→ Dataset entries
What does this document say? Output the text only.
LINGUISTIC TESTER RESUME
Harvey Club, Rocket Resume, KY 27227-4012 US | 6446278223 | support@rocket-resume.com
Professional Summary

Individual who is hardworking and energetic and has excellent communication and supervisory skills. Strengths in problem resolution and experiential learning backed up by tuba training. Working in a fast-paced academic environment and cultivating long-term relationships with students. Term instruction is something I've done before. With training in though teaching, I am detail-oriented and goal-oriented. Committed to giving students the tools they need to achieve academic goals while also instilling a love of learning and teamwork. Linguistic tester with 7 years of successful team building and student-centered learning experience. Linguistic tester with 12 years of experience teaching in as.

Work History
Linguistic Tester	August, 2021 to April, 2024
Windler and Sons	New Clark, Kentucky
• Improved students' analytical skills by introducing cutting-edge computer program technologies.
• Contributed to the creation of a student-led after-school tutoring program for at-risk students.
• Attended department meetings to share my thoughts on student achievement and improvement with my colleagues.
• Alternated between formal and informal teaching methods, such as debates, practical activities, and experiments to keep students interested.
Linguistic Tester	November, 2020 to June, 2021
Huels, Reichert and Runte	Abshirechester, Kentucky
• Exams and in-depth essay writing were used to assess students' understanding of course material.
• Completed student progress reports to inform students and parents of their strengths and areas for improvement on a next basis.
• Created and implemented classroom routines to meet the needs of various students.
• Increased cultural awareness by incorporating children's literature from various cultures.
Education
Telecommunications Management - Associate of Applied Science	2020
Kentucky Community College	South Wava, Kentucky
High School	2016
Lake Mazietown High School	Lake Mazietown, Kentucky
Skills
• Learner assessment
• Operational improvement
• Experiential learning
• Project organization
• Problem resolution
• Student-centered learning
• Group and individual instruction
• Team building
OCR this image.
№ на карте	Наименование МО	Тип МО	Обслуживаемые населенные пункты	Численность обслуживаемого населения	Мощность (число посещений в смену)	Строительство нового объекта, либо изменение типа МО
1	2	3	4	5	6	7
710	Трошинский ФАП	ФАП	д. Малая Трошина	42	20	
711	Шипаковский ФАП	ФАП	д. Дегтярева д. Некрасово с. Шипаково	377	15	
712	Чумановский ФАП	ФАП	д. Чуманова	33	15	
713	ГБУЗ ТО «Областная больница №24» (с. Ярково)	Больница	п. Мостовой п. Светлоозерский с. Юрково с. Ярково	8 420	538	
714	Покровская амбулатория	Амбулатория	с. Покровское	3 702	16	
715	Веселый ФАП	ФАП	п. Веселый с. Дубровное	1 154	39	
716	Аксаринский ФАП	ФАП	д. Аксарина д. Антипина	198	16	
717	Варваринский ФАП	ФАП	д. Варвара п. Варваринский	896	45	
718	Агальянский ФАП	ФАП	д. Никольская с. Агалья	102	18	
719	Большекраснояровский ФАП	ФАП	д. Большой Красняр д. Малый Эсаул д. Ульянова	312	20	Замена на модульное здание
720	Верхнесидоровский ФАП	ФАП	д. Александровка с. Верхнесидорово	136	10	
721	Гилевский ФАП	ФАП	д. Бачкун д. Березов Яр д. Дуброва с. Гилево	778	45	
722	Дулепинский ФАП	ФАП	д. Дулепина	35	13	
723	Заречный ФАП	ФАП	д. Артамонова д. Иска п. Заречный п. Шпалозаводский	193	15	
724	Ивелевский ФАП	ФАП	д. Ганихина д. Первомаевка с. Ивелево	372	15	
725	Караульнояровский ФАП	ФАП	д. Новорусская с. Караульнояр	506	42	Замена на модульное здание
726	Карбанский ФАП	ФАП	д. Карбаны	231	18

→ Exercise aim
Repeat the records above exactly as they appear.

→ Worked answer
What does this document say? Output the text only.
LINGUISTIC TESTER RESUME
Harvey Club, Rocket Resume, KY 27227-4012 US | 6446278223 | support@rocket-resume.com
Professional Summary

Individual who is hardworking and energetic and has excellent communication and supervisory skills. Strengths in problem resolution and experiential learning backed up by tuba training. Working in a fast-paced academic environment and cultivating long-term relationships with students. Term instruction is something I've done before. With training in though teaching, I am detail-oriented and goal-oriented. Committed to giving students the tools they need to achieve academic goals while also instilling a love of learning and teamwork. Linguistic tester with 7 years of successful team building and student-centered learning experience. Linguistic tester with 12 years of experience teaching in as.

Work History
Linguistic Tester	August, 2021 to April, 2024
Windler and Sons	New Clark, Kentucky
• Improved students' analytical skills by introducing cutting-edge computer program technologies.
• Contributed to the creation of a student-led after-school tutoring program for at-risk students.
• Attended department meetings to share my thoughts on student achievement and improvement with my colleagues.
• Alternated between formal and informal teaching methods, such as debates, practical activities, and experiments to keep students interested.
Linguistic Tester	November, 2020 to June, 2021
Huels, Reichert and Runte	Abshirechester, Kentucky
• Exams and in-depth essay writing were used to assess students' understanding of course material.
• Completed student progress reports to inform students and parents of their strengths and areas for improvement on a next basis.
• Created and implemented classroom routines to meet the needs of various students.
• Increased cultural awareness by incorporating children's literature from various cultures.
Education
Telecommunications Management - Associate of Applied Science	2020
Kentucky Community College	South Wava, Kentucky
High School	2016
Lake Mazietown High School	Lake Mazietown, Kentucky
Skills
• Learner assessment
• Operational improvement
• Experiential learning
• Project organization
• Problem resolution
• Student-centered learning
• Group and individual instruction
• Team building
OCR this image.
№ на карте	Наименование МО	Тип МО	Обслуживаемые населенные пункты	Численность обслуживаемого населения	Мощность (число посещений в смену)	Строительство нового объекта, либо изменение типа МО
1	2	3	4	5	6	7
710	Трошинский ФАП	ФАП	д. Малая Трошина	42	20	
711	Шипаковский ФАП	ФАП	д. Дегтярева д. Некрасово с. Шипаково	377	15	
712	Чумановский ФАП	ФАП	д. Чуманова	33	15	
713	ГБУЗ ТО «Областная больница №24» (с. Ярково)	Больница	п. Мостовой п. Светлоозерский с. Юрково с. Ярково	8 420	538	
714	Покровская амбулатория	Амбулатория	с. Покровское	3 702	16	
715	Веселый ФАП	ФАП	п. Веселый с. Дубровное	1 154	39	
716	Аксаринский ФАП	ФАП	д. Аксарина д. Антипина	198	16	
717	Варваринский ФАП	ФАП	д. Варвара п. Варваринский	896	45	
718	Агальянский ФАП	ФАП	д. Никольская с. Агалья	102	18	
719	Большекраснояровский ФАП	ФАП	д. Большой Красняр д. Малый Эсаул д. Ульянова	312	20	Замена на модульное здание
720	Верхнесидоровский ФАП	ФАП	д. Александровка с. Верхнесидорово	136	10	
721	Гилевский ФАП	ФАП	д. Бачкун д. Березов Яр д. Дуброва с. Гилево	778	45	
722	Дулепинский ФАП	ФАП	д. Дулепина	35	13	
723	Заречный ФАП	ФАП	д. Артамонова д. Иска п. Заречный п. Шпалозаводский	193	15	
724	Ивелевский ФАП	ФАП	д. Ганихина д. Первомаевка с. Ивелево	372	15	
725	Караульнояровский ФАП	ФАП	д. Новорусская с. Караульнояр	506	42	Замена на модульное здание
726	Карбанский ФАП	ФАП	д. Карбаны	231	18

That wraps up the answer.